> **Required work**
Only the number is wanted: how many lines contain "result"?

> **Source material**
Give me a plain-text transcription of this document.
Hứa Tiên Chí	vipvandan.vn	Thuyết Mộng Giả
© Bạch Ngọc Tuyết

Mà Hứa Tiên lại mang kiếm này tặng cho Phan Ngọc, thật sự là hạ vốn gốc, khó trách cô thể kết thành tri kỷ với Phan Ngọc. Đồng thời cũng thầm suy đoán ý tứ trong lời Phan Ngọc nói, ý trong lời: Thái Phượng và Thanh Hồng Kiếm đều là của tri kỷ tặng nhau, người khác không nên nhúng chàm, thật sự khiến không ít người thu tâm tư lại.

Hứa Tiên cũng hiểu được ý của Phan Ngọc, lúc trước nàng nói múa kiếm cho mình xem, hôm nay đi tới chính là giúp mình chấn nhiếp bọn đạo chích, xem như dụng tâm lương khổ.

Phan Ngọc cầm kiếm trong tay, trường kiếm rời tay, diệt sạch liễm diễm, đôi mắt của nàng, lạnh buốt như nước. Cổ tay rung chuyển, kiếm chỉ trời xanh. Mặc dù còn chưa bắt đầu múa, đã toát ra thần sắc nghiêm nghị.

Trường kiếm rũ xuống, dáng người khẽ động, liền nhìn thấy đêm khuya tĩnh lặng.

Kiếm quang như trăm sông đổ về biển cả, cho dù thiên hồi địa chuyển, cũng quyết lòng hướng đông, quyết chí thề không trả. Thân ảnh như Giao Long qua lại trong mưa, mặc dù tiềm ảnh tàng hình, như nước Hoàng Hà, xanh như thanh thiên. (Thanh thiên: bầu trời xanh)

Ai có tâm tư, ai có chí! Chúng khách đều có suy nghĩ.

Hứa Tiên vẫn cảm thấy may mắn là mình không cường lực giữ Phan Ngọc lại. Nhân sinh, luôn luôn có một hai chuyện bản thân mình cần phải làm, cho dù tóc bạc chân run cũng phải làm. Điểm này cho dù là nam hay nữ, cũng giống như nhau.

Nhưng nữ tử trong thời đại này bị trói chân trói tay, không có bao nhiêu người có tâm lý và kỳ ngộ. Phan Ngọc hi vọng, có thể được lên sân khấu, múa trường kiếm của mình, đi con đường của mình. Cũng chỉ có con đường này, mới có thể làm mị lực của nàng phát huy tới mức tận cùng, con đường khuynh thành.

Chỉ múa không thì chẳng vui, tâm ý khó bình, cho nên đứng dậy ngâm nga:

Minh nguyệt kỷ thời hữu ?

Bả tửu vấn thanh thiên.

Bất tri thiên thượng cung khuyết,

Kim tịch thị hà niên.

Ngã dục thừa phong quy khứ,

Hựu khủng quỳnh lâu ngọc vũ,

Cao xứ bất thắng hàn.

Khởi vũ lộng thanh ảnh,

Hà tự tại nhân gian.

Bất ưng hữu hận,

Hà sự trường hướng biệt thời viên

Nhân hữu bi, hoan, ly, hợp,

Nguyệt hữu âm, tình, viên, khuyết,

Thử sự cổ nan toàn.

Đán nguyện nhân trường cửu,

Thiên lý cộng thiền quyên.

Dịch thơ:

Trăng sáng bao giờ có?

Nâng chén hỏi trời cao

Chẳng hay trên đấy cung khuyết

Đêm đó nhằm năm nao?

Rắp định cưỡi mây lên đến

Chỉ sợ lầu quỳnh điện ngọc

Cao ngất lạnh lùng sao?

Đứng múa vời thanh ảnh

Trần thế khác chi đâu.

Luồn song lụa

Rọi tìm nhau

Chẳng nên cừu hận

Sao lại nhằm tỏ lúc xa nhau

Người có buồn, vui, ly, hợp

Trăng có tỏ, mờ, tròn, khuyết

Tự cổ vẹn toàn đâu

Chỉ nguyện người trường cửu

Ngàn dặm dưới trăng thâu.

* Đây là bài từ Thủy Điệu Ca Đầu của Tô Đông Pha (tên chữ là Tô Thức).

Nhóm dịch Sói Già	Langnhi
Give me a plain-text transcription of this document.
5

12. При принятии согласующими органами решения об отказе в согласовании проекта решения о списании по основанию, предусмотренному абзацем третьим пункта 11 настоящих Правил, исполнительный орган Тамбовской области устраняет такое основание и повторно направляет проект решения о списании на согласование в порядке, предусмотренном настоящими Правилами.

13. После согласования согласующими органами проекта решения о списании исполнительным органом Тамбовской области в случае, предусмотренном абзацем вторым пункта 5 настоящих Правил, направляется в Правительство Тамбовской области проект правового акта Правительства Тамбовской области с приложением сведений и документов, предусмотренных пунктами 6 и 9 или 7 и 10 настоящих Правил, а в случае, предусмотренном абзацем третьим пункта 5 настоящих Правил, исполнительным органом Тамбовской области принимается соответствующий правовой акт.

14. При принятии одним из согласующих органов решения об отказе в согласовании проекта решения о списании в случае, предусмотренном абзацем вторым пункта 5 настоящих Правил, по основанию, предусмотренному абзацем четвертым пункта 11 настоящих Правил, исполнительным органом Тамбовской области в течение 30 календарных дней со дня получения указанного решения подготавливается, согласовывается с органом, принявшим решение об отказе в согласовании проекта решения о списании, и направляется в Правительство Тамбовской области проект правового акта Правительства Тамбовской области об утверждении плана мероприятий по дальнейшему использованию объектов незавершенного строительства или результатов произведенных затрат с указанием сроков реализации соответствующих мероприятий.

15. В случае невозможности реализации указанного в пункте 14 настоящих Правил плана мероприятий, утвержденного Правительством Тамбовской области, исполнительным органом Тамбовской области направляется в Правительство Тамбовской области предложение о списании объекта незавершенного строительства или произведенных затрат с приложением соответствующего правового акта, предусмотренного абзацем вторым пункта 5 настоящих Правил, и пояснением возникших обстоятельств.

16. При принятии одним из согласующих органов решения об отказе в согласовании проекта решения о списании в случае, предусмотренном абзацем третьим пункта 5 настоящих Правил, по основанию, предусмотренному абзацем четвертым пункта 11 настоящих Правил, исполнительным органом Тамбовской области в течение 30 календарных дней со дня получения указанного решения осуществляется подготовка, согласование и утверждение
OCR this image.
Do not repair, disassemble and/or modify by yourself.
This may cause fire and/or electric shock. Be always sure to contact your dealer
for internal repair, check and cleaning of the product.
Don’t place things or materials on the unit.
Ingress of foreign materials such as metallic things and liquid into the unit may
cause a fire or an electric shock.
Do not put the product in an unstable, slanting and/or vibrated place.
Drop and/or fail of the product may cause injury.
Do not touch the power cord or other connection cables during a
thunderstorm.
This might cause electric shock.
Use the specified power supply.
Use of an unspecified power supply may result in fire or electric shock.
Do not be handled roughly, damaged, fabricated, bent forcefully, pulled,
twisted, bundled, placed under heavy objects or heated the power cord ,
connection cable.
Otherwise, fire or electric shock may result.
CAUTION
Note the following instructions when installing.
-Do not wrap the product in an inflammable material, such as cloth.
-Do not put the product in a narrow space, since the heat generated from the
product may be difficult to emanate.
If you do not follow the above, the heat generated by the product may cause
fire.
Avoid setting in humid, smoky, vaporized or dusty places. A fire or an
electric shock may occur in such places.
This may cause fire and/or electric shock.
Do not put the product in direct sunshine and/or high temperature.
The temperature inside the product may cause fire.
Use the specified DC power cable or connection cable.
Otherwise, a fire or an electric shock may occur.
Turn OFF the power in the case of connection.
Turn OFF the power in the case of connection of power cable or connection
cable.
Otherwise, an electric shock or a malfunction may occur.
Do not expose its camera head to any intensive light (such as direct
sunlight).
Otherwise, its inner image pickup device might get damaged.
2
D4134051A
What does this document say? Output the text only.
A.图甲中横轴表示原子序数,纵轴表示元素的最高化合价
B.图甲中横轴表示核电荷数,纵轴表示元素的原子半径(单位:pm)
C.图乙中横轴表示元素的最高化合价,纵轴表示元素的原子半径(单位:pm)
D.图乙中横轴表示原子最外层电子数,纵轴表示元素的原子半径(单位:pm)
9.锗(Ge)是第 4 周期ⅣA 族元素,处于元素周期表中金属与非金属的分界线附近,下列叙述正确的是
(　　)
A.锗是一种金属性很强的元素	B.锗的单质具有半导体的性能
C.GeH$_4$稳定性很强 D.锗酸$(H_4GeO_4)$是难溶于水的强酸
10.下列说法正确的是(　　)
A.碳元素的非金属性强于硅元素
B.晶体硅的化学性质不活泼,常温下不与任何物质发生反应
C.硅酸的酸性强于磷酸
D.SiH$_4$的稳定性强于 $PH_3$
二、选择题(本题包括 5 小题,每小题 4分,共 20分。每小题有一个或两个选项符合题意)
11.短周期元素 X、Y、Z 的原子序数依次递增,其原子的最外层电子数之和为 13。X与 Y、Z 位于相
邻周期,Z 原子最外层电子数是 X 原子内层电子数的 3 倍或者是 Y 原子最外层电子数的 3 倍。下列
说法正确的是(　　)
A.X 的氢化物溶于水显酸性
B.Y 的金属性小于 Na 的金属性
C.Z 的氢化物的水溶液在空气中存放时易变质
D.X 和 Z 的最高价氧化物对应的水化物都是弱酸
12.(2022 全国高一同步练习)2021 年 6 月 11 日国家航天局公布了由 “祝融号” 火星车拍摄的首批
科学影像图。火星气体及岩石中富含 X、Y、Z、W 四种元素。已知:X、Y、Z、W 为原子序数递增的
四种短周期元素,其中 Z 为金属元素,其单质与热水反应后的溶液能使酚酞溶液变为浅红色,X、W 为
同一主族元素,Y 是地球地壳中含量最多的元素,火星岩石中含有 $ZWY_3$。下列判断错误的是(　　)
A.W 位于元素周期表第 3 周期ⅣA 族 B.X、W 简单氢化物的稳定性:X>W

> **Complete response**
2